* INSTRUCTIONS TO FOLLOW
Count the lines below that contain the string "Henan", matching case exactly, and give only the number.

Stored dataset items:
= = = = = = =
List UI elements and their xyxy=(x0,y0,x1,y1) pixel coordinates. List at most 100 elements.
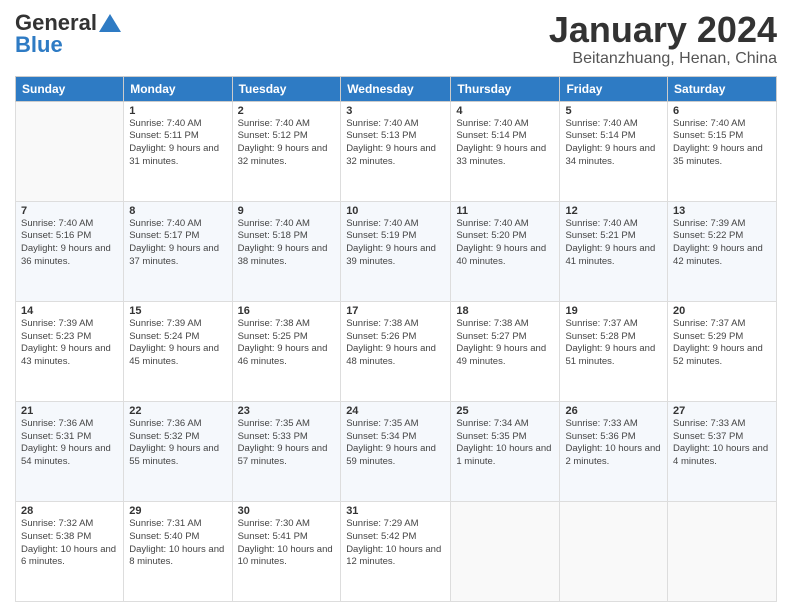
day-cell xyxy=(668,501,777,601)
col-header-tuesday: Tuesday xyxy=(232,76,341,101)
col-header-wednesday: Wednesday xyxy=(341,76,451,101)
day-number: 22 xyxy=(129,405,226,417)
logo-blue: Blue xyxy=(15,32,63,58)
day-info: Sunrise: 7:40 AMSunset: 5:19 PMDaylight:… xyxy=(346,218,445,269)
col-header-friday: Friday xyxy=(560,76,668,101)
day-cell: 4Sunrise: 7:40 AMSunset: 5:14 PMDaylight… xyxy=(451,101,560,201)
day-cell: 22Sunrise: 7:36 AMSunset: 5:32 PMDayligh… xyxy=(124,401,232,501)
week-row-1: 7Sunrise: 7:40 AMSunset: 5:16 PMDaylight… xyxy=(16,201,777,301)
day-number: 20 xyxy=(673,305,771,317)
title-block: January 2024 Beitanzhuang, Henan, China xyxy=(549,10,777,68)
header-row: SundayMondayTuesdayWednesdayThursdayFrid… xyxy=(16,76,777,101)
day-number: 16 xyxy=(238,305,336,317)
day-number: 17 xyxy=(346,305,445,317)
day-cell: 21Sunrise: 7:36 AMSunset: 5:31 PMDayligh… xyxy=(16,401,124,501)
header: General Blue January 2024 Beitanzhuang, … xyxy=(15,10,777,68)
day-cell: 25Sunrise: 7:34 AMSunset: 5:35 PMDayligh… xyxy=(451,401,560,501)
day-cell: 24Sunrise: 7:35 AMSunset: 5:34 PMDayligh… xyxy=(341,401,451,501)
day-number: 28 xyxy=(21,505,118,517)
day-cell: 6Sunrise: 7:40 AMSunset: 5:15 PMDaylight… xyxy=(668,101,777,201)
day-info: Sunrise: 7:30 AMSunset: 5:41 PMDaylight:… xyxy=(238,518,336,569)
day-number: 3 xyxy=(346,105,445,117)
day-cell: 17Sunrise: 7:38 AMSunset: 5:26 PMDayligh… xyxy=(341,301,451,401)
day-number: 6 xyxy=(673,105,771,117)
day-info: Sunrise: 7:40 AMSunset: 5:12 PMDaylight:… xyxy=(238,118,336,169)
logo-icon xyxy=(99,14,121,32)
day-info: Sunrise: 7:38 AMSunset: 5:27 PMDaylight:… xyxy=(456,318,554,369)
day-number: 19 xyxy=(565,305,662,317)
day-cell xyxy=(560,501,668,601)
day-cell xyxy=(16,101,124,201)
day-info: Sunrise: 7:35 AMSunset: 5:34 PMDaylight:… xyxy=(346,418,445,469)
day-number: 14 xyxy=(21,305,118,317)
day-cell: 12Sunrise: 7:40 AMSunset: 5:21 PMDayligh… xyxy=(560,201,668,301)
day-cell: 28Sunrise: 7:32 AMSunset: 5:38 PMDayligh… xyxy=(16,501,124,601)
day-info: Sunrise: 7:40 AMSunset: 5:18 PMDaylight:… xyxy=(238,218,336,269)
page: General Blue January 2024 Beitanzhuang, … xyxy=(0,0,792,612)
day-info: Sunrise: 7:35 AMSunset: 5:33 PMDaylight:… xyxy=(238,418,336,469)
day-cell: 7Sunrise: 7:40 AMSunset: 5:16 PMDaylight… xyxy=(16,201,124,301)
day-cell: 27Sunrise: 7:33 AMSunset: 5:37 PMDayligh… xyxy=(668,401,777,501)
day-cell: 29Sunrise: 7:31 AMSunset: 5:40 PMDayligh… xyxy=(124,501,232,601)
day-cell: 11Sunrise: 7:40 AMSunset: 5:20 PMDayligh… xyxy=(451,201,560,301)
day-number: 24 xyxy=(346,405,445,417)
day-cell: 8Sunrise: 7:40 AMSunset: 5:17 PMDaylight… xyxy=(124,201,232,301)
day-info: Sunrise: 7:40 AMSunset: 5:13 PMDaylight:… xyxy=(346,118,445,169)
day-info: Sunrise: 7:40 AMSunset: 5:15 PMDaylight:… xyxy=(673,118,771,169)
logo: General Blue xyxy=(15,10,121,58)
day-cell: 23Sunrise: 7:35 AMSunset: 5:33 PMDayligh… xyxy=(232,401,341,501)
day-cell: 9Sunrise: 7:40 AMSunset: 5:18 PMDaylight… xyxy=(232,201,341,301)
week-row-2: 14Sunrise: 7:39 AMSunset: 5:23 PMDayligh… xyxy=(16,301,777,401)
day-number: 13 xyxy=(673,205,771,217)
day-number: 2 xyxy=(238,105,336,117)
week-row-4: 28Sunrise: 7:32 AMSunset: 5:38 PMDayligh… xyxy=(16,501,777,601)
location: Beitanzhuang, Henan, China xyxy=(549,50,777,68)
day-info: Sunrise: 7:40 AMSunset: 5:21 PMDaylight:… xyxy=(565,218,662,269)
day-info: Sunrise: 7:31 AMSunset: 5:40 PMDaylight:… xyxy=(129,518,226,569)
day-info: Sunrise: 7:39 AMSunset: 5:23 PMDaylight:… xyxy=(21,318,118,369)
day-info: Sunrise: 7:40 AMSunset: 5:11 PMDaylight:… xyxy=(129,118,226,169)
day-info: Sunrise: 7:33 AMSunset: 5:36 PMDaylight:… xyxy=(565,418,662,469)
day-number: 30 xyxy=(238,505,336,517)
day-cell: 30Sunrise: 7:30 AMSunset: 5:41 PMDayligh… xyxy=(232,501,341,601)
day-cell: 14Sunrise: 7:39 AMSunset: 5:23 PMDayligh… xyxy=(16,301,124,401)
day-cell: 10Sunrise: 7:40 AMSunset: 5:19 PMDayligh… xyxy=(341,201,451,301)
day-number: 29 xyxy=(129,505,226,517)
day-info: Sunrise: 7:40 AMSunset: 5:14 PMDaylight:… xyxy=(565,118,662,169)
col-header-monday: Monday xyxy=(124,76,232,101)
day-number: 8 xyxy=(129,205,226,217)
day-info: Sunrise: 7:40 AMSunset: 5:14 PMDaylight:… xyxy=(456,118,554,169)
day-info: Sunrise: 7:34 AMSunset: 5:35 PMDaylight:… xyxy=(456,418,554,469)
day-info: Sunrise: 7:38 AMSunset: 5:26 PMDaylight:… xyxy=(346,318,445,369)
day-number: 1 xyxy=(129,105,226,117)
day-cell: 26Sunrise: 7:33 AMSunset: 5:36 PMDayligh… xyxy=(560,401,668,501)
col-header-thursday: Thursday xyxy=(451,76,560,101)
day-cell: 2Sunrise: 7:40 AMSunset: 5:12 PMDaylight… xyxy=(232,101,341,201)
day-number: 27 xyxy=(673,405,771,417)
day-info: Sunrise: 7:39 AMSunset: 5:22 PMDaylight:… xyxy=(673,218,771,269)
day-number: 9 xyxy=(238,205,336,217)
day-number: 7 xyxy=(21,205,118,217)
day-cell: 19Sunrise: 7:37 AMSunset: 5:28 PMDayligh… xyxy=(560,301,668,401)
day-number: 21 xyxy=(21,405,118,417)
day-info: Sunrise: 7:40 AMSunset: 5:17 PMDaylight:… xyxy=(129,218,226,269)
col-header-sunday: Sunday xyxy=(16,76,124,101)
day-cell: 16Sunrise: 7:38 AMSunset: 5:25 PMDayligh… xyxy=(232,301,341,401)
day-info: Sunrise: 7:36 AMSunset: 5:31 PMDaylight:… xyxy=(21,418,118,469)
day-cell: 15Sunrise: 7:39 AMSunset: 5:24 PMDayligh… xyxy=(124,301,232,401)
day-cell xyxy=(451,501,560,601)
day-number: 25 xyxy=(456,405,554,417)
day-info: Sunrise: 7:32 AMSunset: 5:38 PMDaylight:… xyxy=(21,518,118,569)
day-info: Sunrise: 7:38 AMSunset: 5:25 PMDaylight:… xyxy=(238,318,336,369)
day-number: 26 xyxy=(565,405,662,417)
day-info: Sunrise: 7:40 AMSunset: 5:16 PMDaylight:… xyxy=(21,218,118,269)
day-info: Sunrise: 7:37 AMSunset: 5:28 PMDaylight:… xyxy=(565,318,662,369)
day-number: 5 xyxy=(565,105,662,117)
day-number: 18 xyxy=(456,305,554,317)
day-info: Sunrise: 7:36 AMSunset: 5:32 PMDaylight:… xyxy=(129,418,226,469)
col-header-saturday: Saturday xyxy=(668,76,777,101)
day-number: 12 xyxy=(565,205,662,217)
day-cell: 18Sunrise: 7:38 AMSunset: 5:27 PMDayligh… xyxy=(451,301,560,401)
day-info: Sunrise: 7:40 AMSunset: 5:20 PMDaylight:… xyxy=(456,218,554,269)
calendar-table: SundayMondayTuesdayWednesdayThursdayFrid… xyxy=(15,76,777,602)
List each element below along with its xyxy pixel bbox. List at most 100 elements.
= = = = = = =
* COMPLETE OUTPUT
2